- [Task instructions]
Check each line of the data for "initial" and select those that have it.

- [Listed entries]
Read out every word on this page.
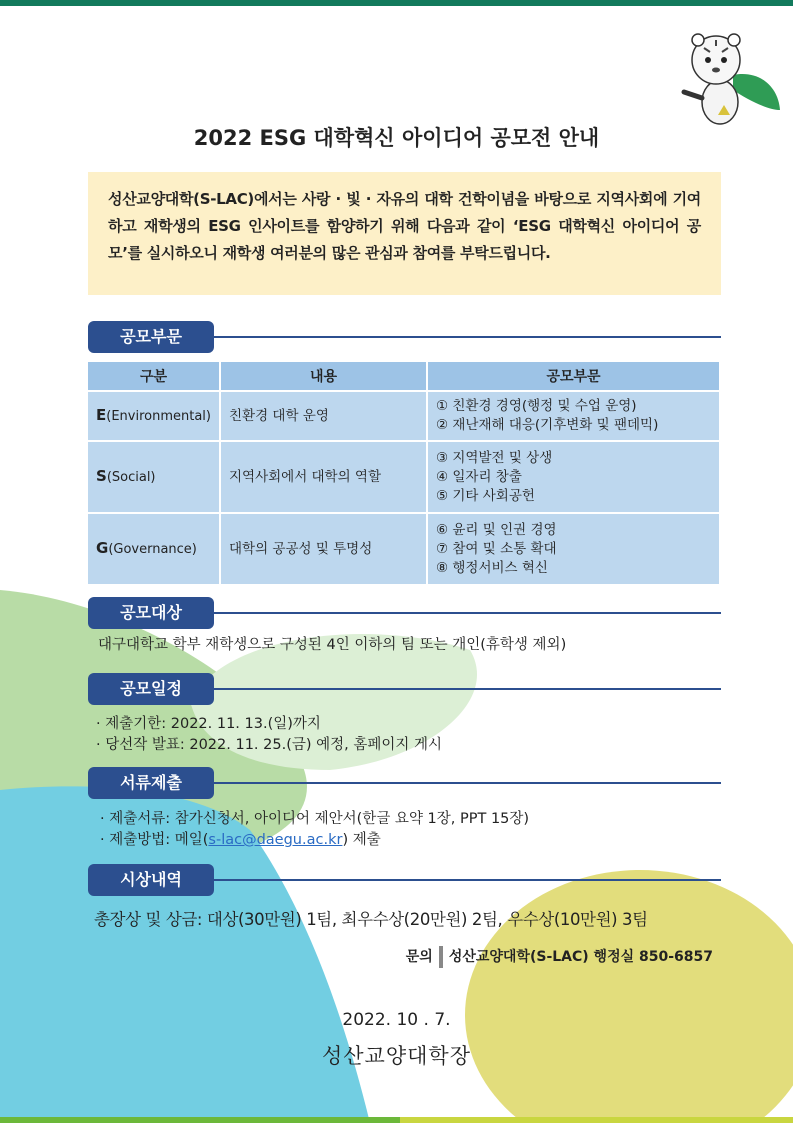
2022 ESG 대학혁신 아이디어 공모전 안내
성산교양대학(S-LAC)에서는 사랑 · 빛 · 자유의 대학 건학이념을 바탕으로 지역사회에 기여하고 재학생의 ESG 인사이트를 함양하기 위해 다음과 같이 ‘ESG 대학혁신 아이디어 공모’를 실시하오니 재학생 여러분의 많은 관심과 참여를 부탁드립니다.
공모부문
구분	내용	공모부문
E(Environmental)	친환경 대학 운영	① 친환경 경영(행정 및 수업 운영)
② 재난재해 대응(기후변화 및 팬데믹)

S(Social)	지역사회에서 대학의 역할	③ 지역발전 및 상생
④ 일자리 창출
⑤ 기타 사회공헌

G(Governance)	대학의 공공성 및 투명성	⑥ 윤리 및 인권 경영
⑦ 참여 및 소통 확대
⑧ 행정서비스 혁신
공모대상
대구대학교 학부 재학생으로 구성된 4인 이하의 팀 또는 개인(휴학생 제외)
공모일정
· 제출기한: 2022. 11. 13.(일)까지
· 당선작 발표: 2022. 11. 25.(금) 예정, 홈페이지 게시
서류제출
· 제출서류: 참가신청서, 아이디어 제안서(한글 요약 1장, PPT 15장)
· 제출방법: 메일(s-lac@daegu.ac.kr) 제출
시상내역
총장상 및 상금: 대상(30만원) 1팀, 최우수상(20만원) 2팀, 우수상(10만원) 3팀
문의 성산교양대학(S-LAC) 행정실 850-6857
2022. 10 . 7.
성산교양대학장
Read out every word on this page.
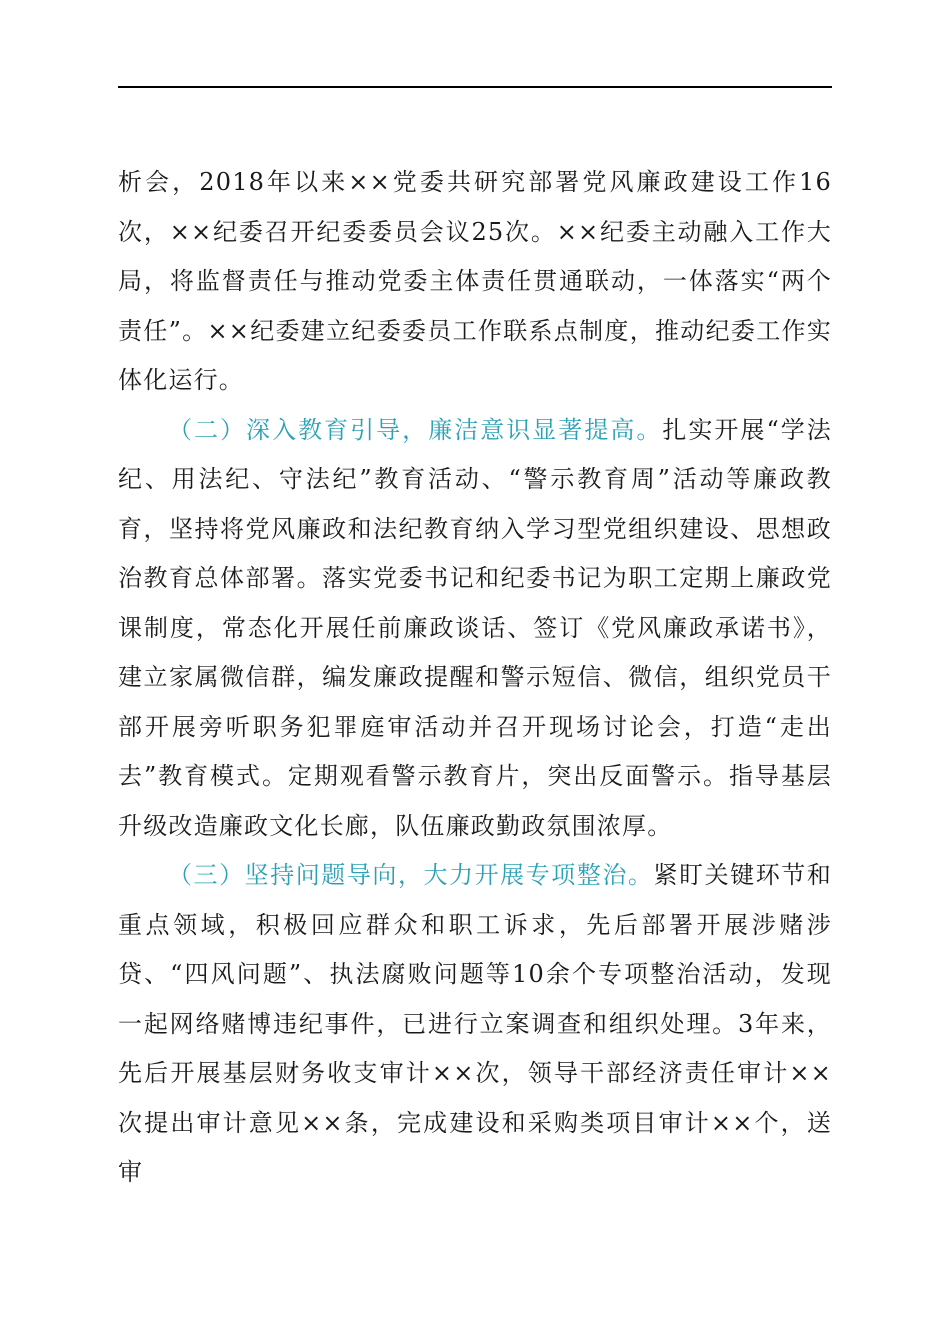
析会，2018年以来××党委共研究部署党风廉政建设工作16次，××纪委召开纪委委员会议25次。××纪委主动融入工作大局，将监督责任与推动党委主体责任贯通联动，一体落实“两个责任”。××纪委建立纪委委员工作联系点制度，推动纪委工作实体化运行。

（二）深入教育引导，廉洁意识显著提高。扎实开展“学法纪、用法纪、守法纪”教育活动、“警示教育周”活动等廉政教育，坚持将党风廉政和法纪教育纳入学习型党组织建设、思想政治教育总体部署。落实党委书记和纪委书记为职工定期上廉政党课制度，常态化开展任前廉政谈话、签订《党风廉政承诺书》，建立家属微信群，编发廉政提醒和警示短信、微信，组织党员干部开展旁听职务犯罪庭审活动并召开现场讨论会，打造“走出去”教育模式。定期观看警示教育片，突出反面警示。指导基层升级改造廉政文化长廊，队伍廉政勤政氛围浓厚。

（三）坚持问题导向，大力开展专项整治。紧盯关键环节和重点领域，积极回应群众和职工诉求，先后部署开展涉赌涉贷、“四风问题”、执法腐败问题等10余个专项整治活动，发现一起网络赌博违纪事件，已进行立案调查和组织处理。3年来，先后开展基层财务收支审计××次，领导干部经济责任审计××次提出审计意见××条，完成建设和采购类项目审计××个，送审
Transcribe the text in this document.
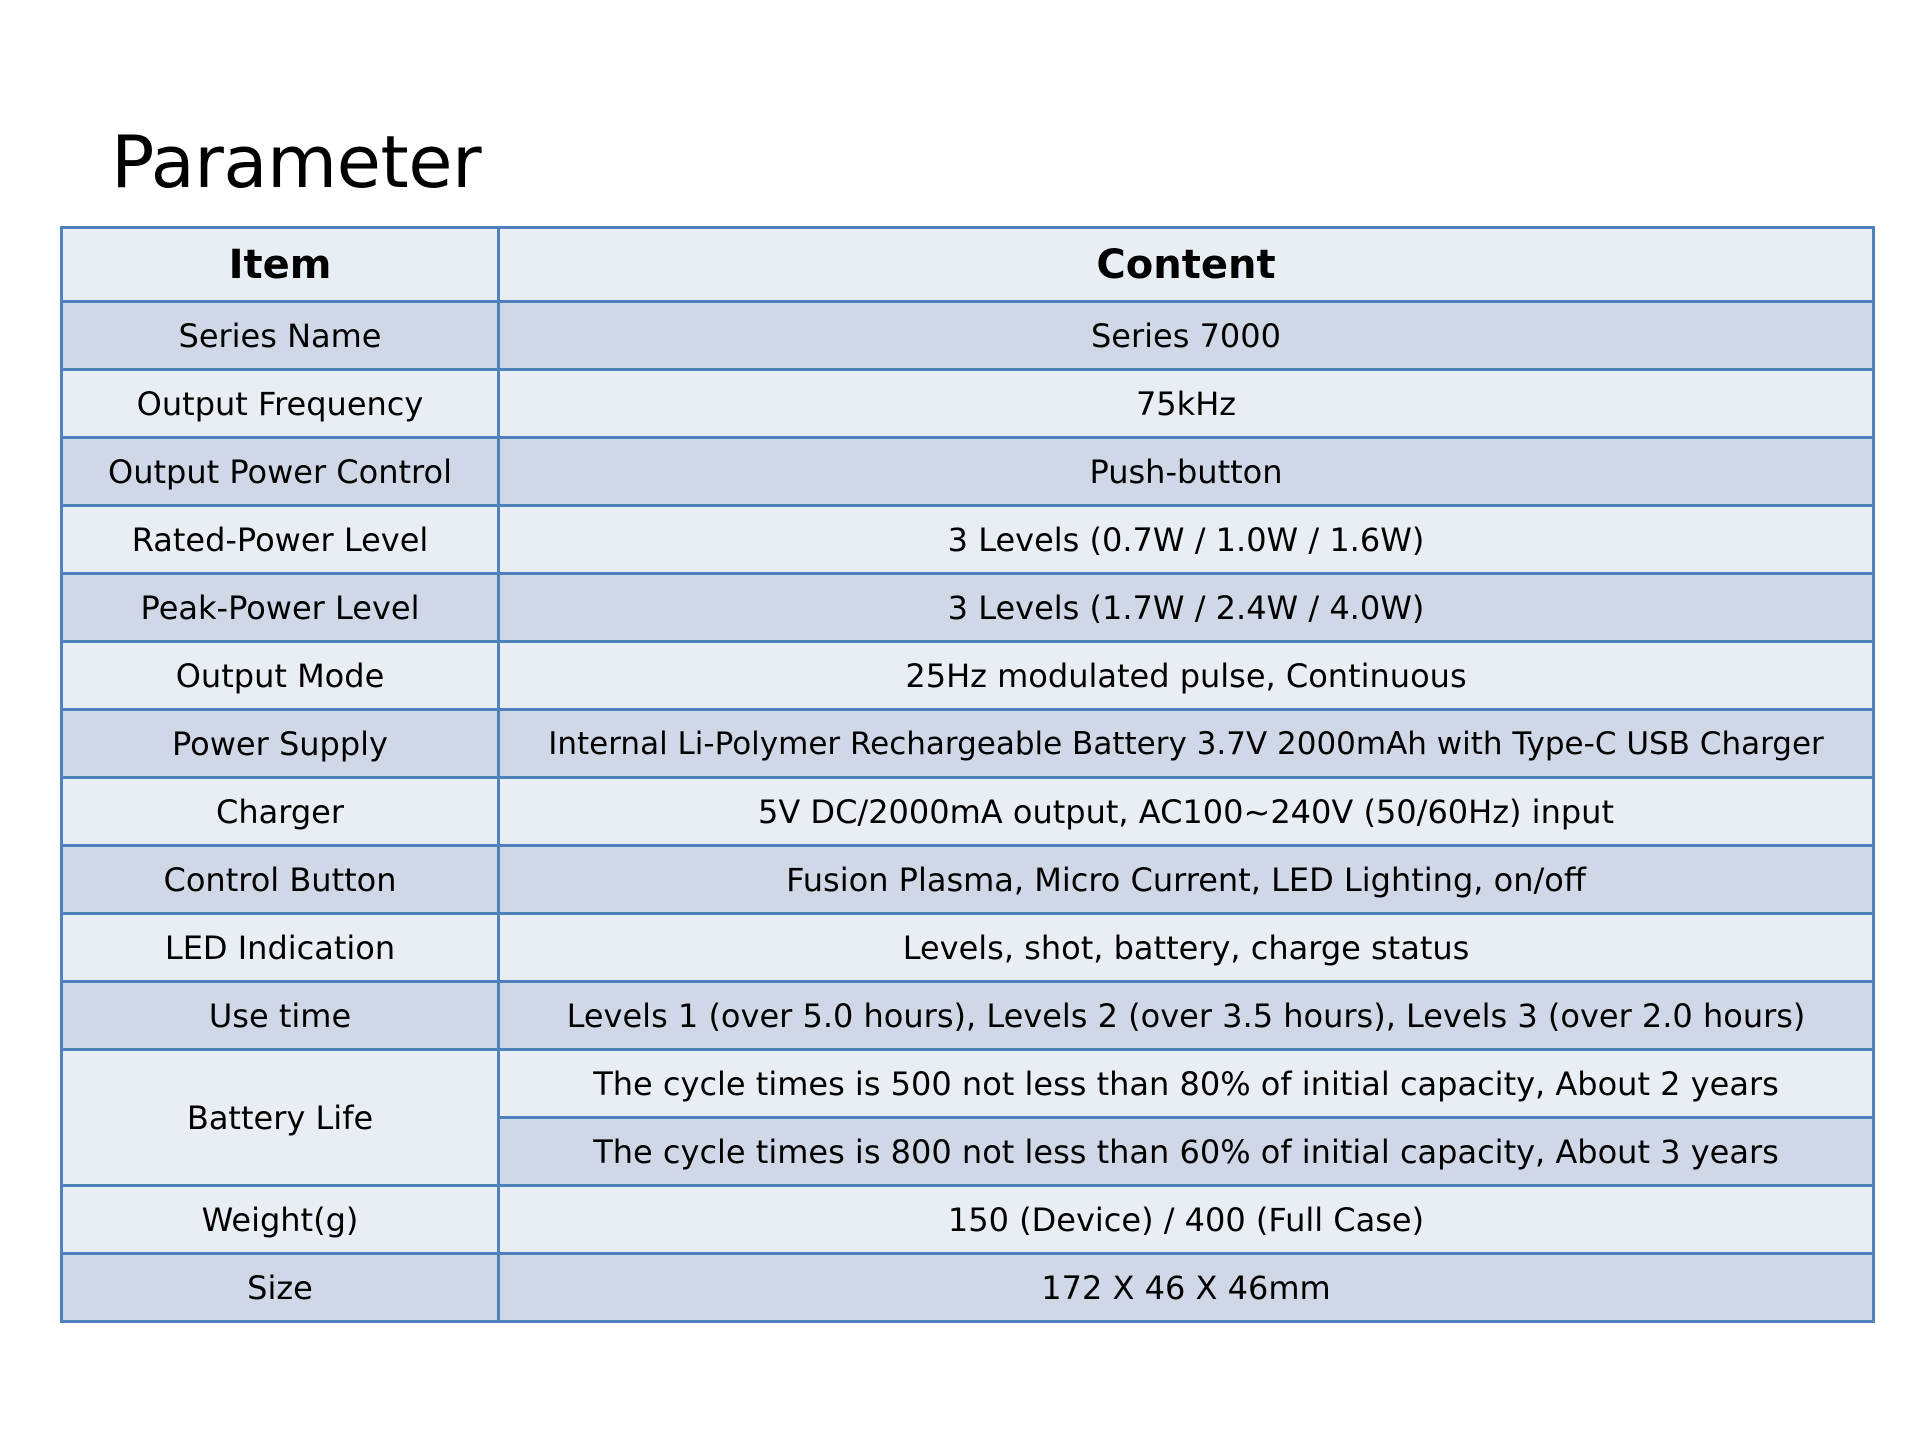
Parameter
Item	Content
Series Name	Series 7000
Output Frequency	75kHz
Output Power Control	Push-button
Rated-Power Level	3 Levels (0.7W / 1.0W / 1.6W)
Peak-Power Level	3 Levels (1.7W / 2.4W / 4.0W)
Output Mode	25Hz modulated pulse, Continuous
Power Supply	Internal Li-Polymer Rechargeable Battery 3.7V 2000mAh with Type-C USB Charger
Charger	5V DC/2000mA output, AC100~240V (50/60Hz) input
Control Button	Fusion Plasma, Micro Current, LED Lighting, on/off
LED Indication	Levels, shot, battery, charge status
Use time	Levels 1 (over 5.0 hours), Levels 2 (over 3.5 hours), Levels 3 (over 2.0 hours)
Battery Life	The cycle times is 500 not less than 80% of initial capacity, About 2 years
	The cycle times is 800 not less than 60% of initial capacity, About 3 years
Weight(g)	150 (Device) / 400 (Full Case)
Size	172 X 46 X 46mm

- [Expected answer]
Battery Life	The cycle times is 500 not less than 80% of initial capacity, About 2 years
	The cycle times is 800 not less than 60% of initial capacity, About 3 years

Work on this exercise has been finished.